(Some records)
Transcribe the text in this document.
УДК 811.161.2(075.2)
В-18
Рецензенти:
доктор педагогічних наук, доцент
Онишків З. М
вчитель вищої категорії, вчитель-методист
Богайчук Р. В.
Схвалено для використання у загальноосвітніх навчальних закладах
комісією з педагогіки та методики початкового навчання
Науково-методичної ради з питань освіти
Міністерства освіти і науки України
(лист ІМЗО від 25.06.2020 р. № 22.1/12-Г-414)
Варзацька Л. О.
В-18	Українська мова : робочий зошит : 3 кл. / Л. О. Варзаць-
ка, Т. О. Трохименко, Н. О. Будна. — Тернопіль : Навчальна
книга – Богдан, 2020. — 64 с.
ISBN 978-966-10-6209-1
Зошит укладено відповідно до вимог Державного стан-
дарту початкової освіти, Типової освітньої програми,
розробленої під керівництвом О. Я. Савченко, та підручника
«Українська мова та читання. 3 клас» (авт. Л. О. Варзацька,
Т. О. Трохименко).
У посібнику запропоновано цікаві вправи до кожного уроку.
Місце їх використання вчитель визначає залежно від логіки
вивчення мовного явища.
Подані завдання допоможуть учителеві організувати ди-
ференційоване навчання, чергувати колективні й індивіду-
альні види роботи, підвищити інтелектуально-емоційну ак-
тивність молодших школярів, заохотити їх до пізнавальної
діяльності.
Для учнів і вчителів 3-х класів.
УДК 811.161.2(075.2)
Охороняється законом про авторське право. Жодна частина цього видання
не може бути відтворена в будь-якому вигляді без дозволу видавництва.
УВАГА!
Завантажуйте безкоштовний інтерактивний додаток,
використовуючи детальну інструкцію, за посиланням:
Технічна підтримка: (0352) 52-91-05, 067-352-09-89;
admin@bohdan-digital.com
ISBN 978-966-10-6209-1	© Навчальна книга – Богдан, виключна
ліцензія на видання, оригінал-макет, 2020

EXERCISE AIM
Without omitting anything, output the entries exactly.

EXPECTED ANSWER
Transcribe the text in this document.
УДК 811.161.2(075.2)
В-18
Рецензенти:
доктор педагогічних наук, доцент
Онишків З. М
вчитель вищої категорії, вчитель-методист
Богайчук Р. В.
Схвалено для використання у загальноосвітніх навчальних закладах
комісією з педагогіки та методики початкового навчання
Науково-методичної ради з питань освіти
Міністерства освіти і науки України
(лист ІМЗО від 25.06.2020 р. № 22.1/12-Г-414)
Варзацька Л. О.
В-18	Українська мова : робочий зошит : 3 кл. / Л. О. Варзаць-
ка, Т. О. Трохименко, Н. О. Будна. — Тернопіль : Навчальна
книга – Богдан, 2020. — 64 с.
ISBN 978-966-10-6209-1
Зошит укладено відповідно до вимог Державного стан-
дарту початкової освіти, Типової освітньої програми,
розробленої під керівництвом О. Я. Савченко, та підручника
«Українська мова та читання. 3 клас» (авт. Л. О. Варзацька,
Т. О. Трохименко).
У посібнику запропоновано цікаві вправи до кожного уроку.
Місце їх використання вчитель визначає залежно від логіки
вивчення мовного явища.
Подані завдання допоможуть учителеві організувати ди-
ференційоване навчання, чергувати колективні й індивіду-
альні види роботи, підвищити інтелектуально-емоційну ак-
тивність молодших школярів, заохотити їх до пізнавальної
діяльності.
Для учнів і вчителів 3-х класів.
УДК 811.161.2(075.2)
Охороняється законом про авторське право. Жодна частина цього видання
не може бути відтворена в будь-якому вигляді без дозволу видавництва.
УВАГА!
Завантажуйте безкоштовний інтерактивний додаток,
використовуючи детальну інструкцію, за посиланням:
Технічна підтримка: (0352) 52-91-05, 067-352-09-89;
admin@bohdan-digital.com
ISBN 978-966-10-6209-1	© Навчальна книга – Богдан, виключна
ліцензія на видання, оригінал-макет, 2020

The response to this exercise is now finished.